Stated problem
Determine the number of lines where "Ridden" occurs and reply with that number by itself.

=-=-=

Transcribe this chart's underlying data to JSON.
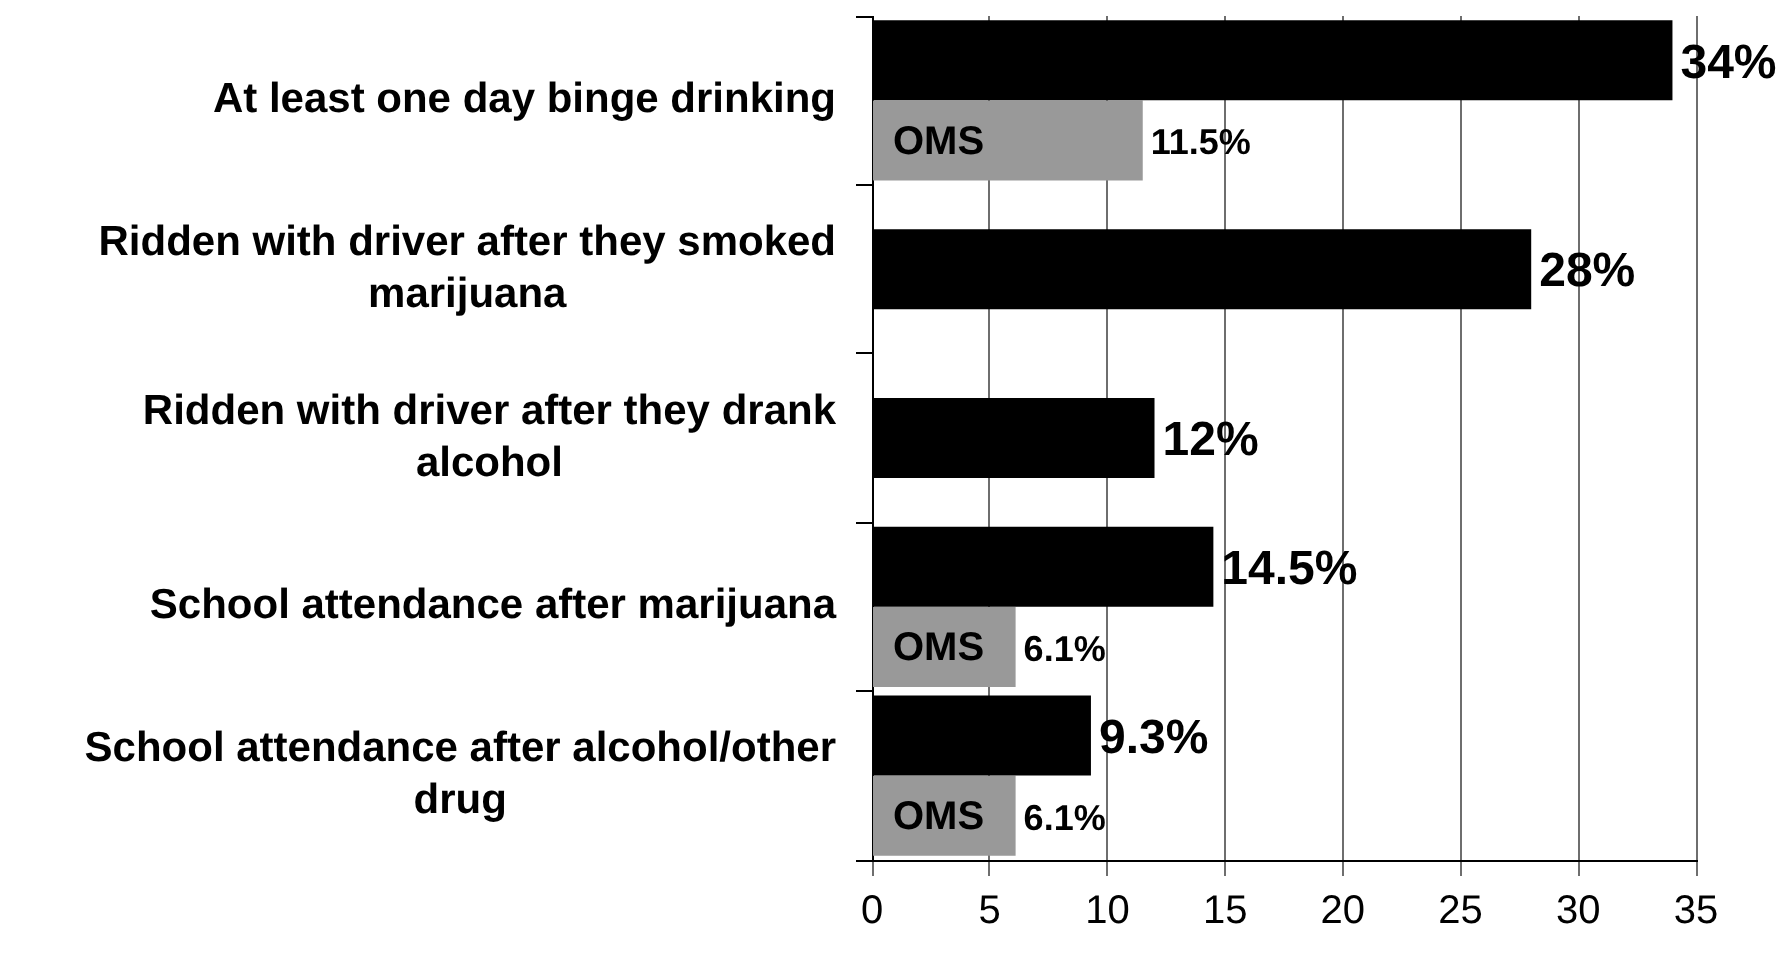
{
  "chart_data": {
    "type": "bar",
    "orientation": "horizontal",
    "categories": [
      "At least one day binge drinking",
      "Ridden with driver after they smoked marijuana",
      "Ridden with driver after they drank alcohol",
      "School attendance after marijuana",
      "School attendance after alcohol/other drug"
    ],
    "series": [
      {
        "color": "#000000",
        "values": [
          34,
          28,
          12,
          14.5,
          9.3
        ],
        "value_labels": [
          "34%",
          "28%",
          "12%",
          "14.5%",
          "9.3%"
        ]
      },
      {
        "name": "OMS",
        "color": "#999999",
        "values": [
          11.5,
          null,
          null,
          6.1,
          6.1
        ],
        "value_labels": [
          "11.5%",
          null,
          null,
          "6.1%",
          "6.1%"
        ]
      }
    ],
    "xlim": [
      0,
      35
    ],
    "xticks": [
      0,
      5,
      10,
      15,
      20,
      25,
      30,
      35
    ],
    "grid": "x"
  }
}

=-=-=

Result of this exercise
2